--- start of AVAILABLE DATA ---

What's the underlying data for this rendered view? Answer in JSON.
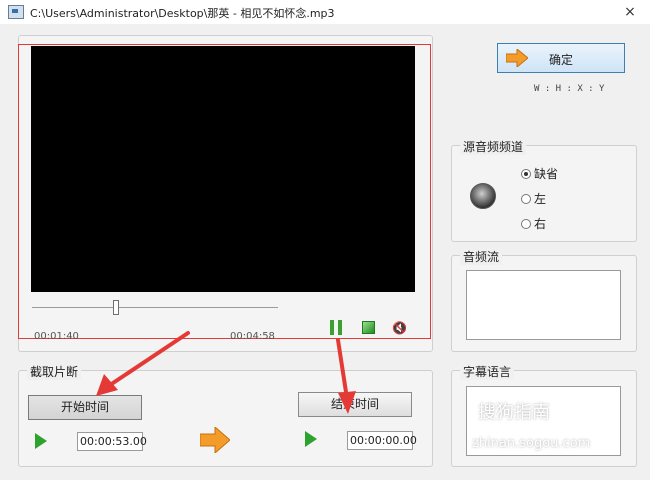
{
  "window": {
    "title": "C:\\Users\\Administrator\\Desktop\\那英 - 相见不如怀念.mp3",
    "close_glyph": "×"
  },
  "player": {
    "current_time": "00:01:40",
    "total_time": "00:04:58",
    "seek_position_fraction": 0.33
  },
  "confirm": {
    "label": "确定",
    "shortcut_hint": "W : H : X : Y"
  },
  "clip": {
    "group_label": "截取片断",
    "start_button": "开始时间",
    "end_button": "结束时间",
    "start_time": "00:00:53.00",
    "end_time": "00:00:00.00"
  },
  "audio_channel": {
    "group_label": "源音频频道",
    "options": [
      {
        "label": "缺省",
        "selected": true
      },
      {
        "label": "左",
        "selected": false
      },
      {
        "label": "右",
        "selected": false
      }
    ]
  },
  "audio_stream": {
    "group_label": "音频流"
  },
  "subtitle": {
    "group_label": "字幕语言"
  },
  "watermark": {
    "line1": "搜狗指南",
    "line2": "zhinan.sogou.com"
  },
  "colors": {
    "annotation_red": "#e53935",
    "play_green": "#2ea22e",
    "accent_orange": "#f39c2a"
  },
  "icons": [
    "app-icon",
    "close-icon",
    "pause-icon",
    "stop-icon",
    "mute-icon",
    "play-icon",
    "arrow-right-icon",
    "speaker-icon"
  ]
}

--- end of AVAILABLE DATA ---

◆ **PROBLEM DETAILS**
Leave the pictures out and reproduce all of the records exactly.

◆ **SOLUTION TO THIS PROBLEM**
What's the underlying data for this rendered view? Answer in JSON.
{
  "window": {
    "title": "C:\\Users\\Administrator\\Desktop\\那英 - 相见不如怀念.mp3",
    "close_glyph": "×"
  },
  "player": {
    "current_time": "00:01:40",
    "total_time": "00:04:58",
    "seek_position_fraction": 0.33
  },
  "confirm": {
    "label": "确定",
    "shortcut_hint": "W : H : X : Y"
  },
  "clip": {
    "group_label": "截取片断",
    "start_button": "开始时间",
    "end_button": "结束时间",
    "start_time": "00:00:53.00",
    "end_time": "00:00:00.00"
  },
  "audio_channel": {
    "group_label": "源音频频道",
    "options": [
      {
        "label": "缺省",
        "selected": true
      },
      {
        "label": "左",
        "selected": false
      },
      {
        "label": "右",
        "selected": false
      }
    ]
  },
  "audio_stream": {
    "group_label": "音频流"
  },
  "subtitle": {
    "group_label": "字幕语言"
  },
  "watermark": {
    "line1": "搜狗指南",
    "line2": "zhinan.sogou.com"
  },
  "colors": {
    "annotation_red": "#e53935",
    "play_green": "#2ea22e",
    "accent_orange": "#f39c2a"
  },
  "icons": [
    "app-icon",
    "close-icon",
    "pause-icon",
    "stop-icon",
    "mute-icon",
    "play-icon",
    "arrow-right-icon",
    "speaker-icon"
  ]
}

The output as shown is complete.